=== Aim of the exercise ===
All entries must be repeated exactly; do not include the pictures.

((

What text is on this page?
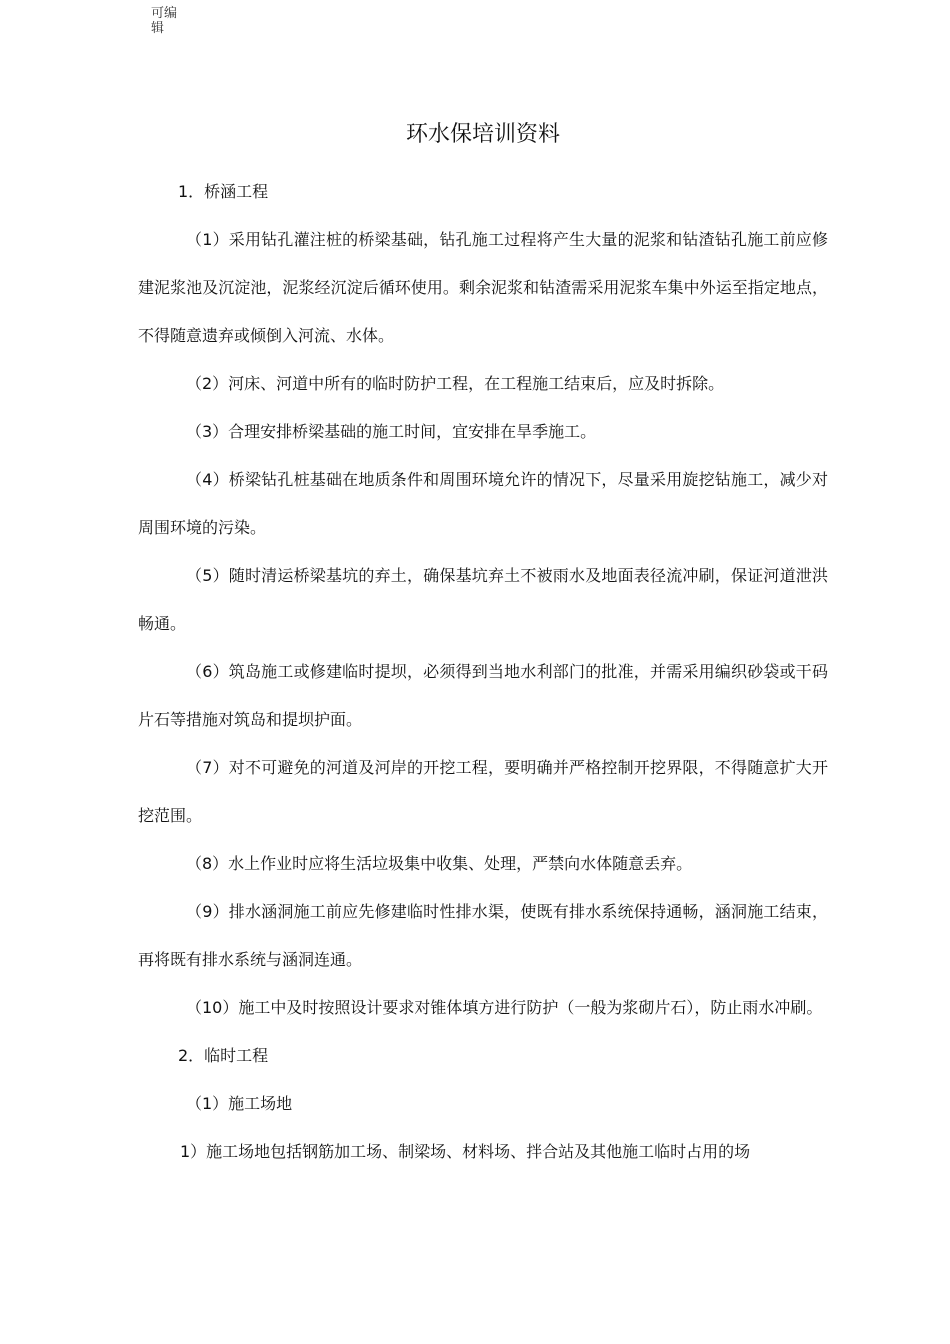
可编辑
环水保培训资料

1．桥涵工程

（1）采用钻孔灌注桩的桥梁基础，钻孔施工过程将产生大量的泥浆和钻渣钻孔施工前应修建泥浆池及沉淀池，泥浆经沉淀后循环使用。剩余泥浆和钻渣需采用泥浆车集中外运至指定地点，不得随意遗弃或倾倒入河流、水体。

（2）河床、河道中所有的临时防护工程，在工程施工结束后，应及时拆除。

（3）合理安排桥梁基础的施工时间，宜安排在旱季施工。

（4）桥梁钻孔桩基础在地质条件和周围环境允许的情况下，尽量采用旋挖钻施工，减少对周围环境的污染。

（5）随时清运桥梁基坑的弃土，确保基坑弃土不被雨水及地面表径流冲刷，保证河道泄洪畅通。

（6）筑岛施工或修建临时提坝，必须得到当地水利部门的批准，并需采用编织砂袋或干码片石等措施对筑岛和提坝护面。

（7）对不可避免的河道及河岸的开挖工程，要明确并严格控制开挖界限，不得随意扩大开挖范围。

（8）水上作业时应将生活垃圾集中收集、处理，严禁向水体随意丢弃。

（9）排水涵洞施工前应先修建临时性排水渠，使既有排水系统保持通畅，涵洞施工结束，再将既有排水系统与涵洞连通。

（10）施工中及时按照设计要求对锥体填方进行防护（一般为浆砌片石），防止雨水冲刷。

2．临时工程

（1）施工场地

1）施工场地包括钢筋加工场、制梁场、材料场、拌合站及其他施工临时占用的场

))

=== Reply to the task ===
What text is on this page?
可编辑
环水保培训资料

1．桥涵工程

（1）采用钻孔灌注桩的桥梁基础，钻孔施工过程将产生大量的泥浆和钻渣钻孔施工前应修建泥浆池及沉淀池，泥浆经沉淀后循环使用。剩余泥浆和钻渣需采用泥浆车集中外运至指定地点，不得随意遗弃或倾倒入河流、水体。

（2）河床、河道中所有的临时防护工程，在工程施工结束后，应及时拆除。

（3）合理安排桥梁基础的施工时间，宜安排在旱季施工。

（4）桥梁钻孔桩基础在地质条件和周围环境允许的情况下，尽量采用旋挖钻施工，减少对周围环境的污染。

（5）随时清运桥梁基坑的弃土，确保基坑弃土不被雨水及地面表径流冲刷，保证河道泄洪畅通。

（6）筑岛施工或修建临时提坝，必须得到当地水利部门的批准，并需采用编织砂袋或干码片石等措施对筑岛和提坝护面。

（7）对不可避免的河道及河岸的开挖工程，要明确并严格控制开挖界限，不得随意扩大开挖范围。

（8）水上作业时应将生活垃圾集中收集、处理，严禁向水体随意丢弃。

（9）排水涵洞施工前应先修建临时性排水渠，使既有排水系统保持通畅，涵洞施工结束，再将既有排水系统与涵洞连通。

（10）施工中及时按照设计要求对锥体填方进行防护（一般为浆砌片石），防止雨水冲刷。

2．临时工程

（1）施工场地

1）施工场地包括钢筋加工场、制梁场、材料场、拌合站及其他施工临时占用的场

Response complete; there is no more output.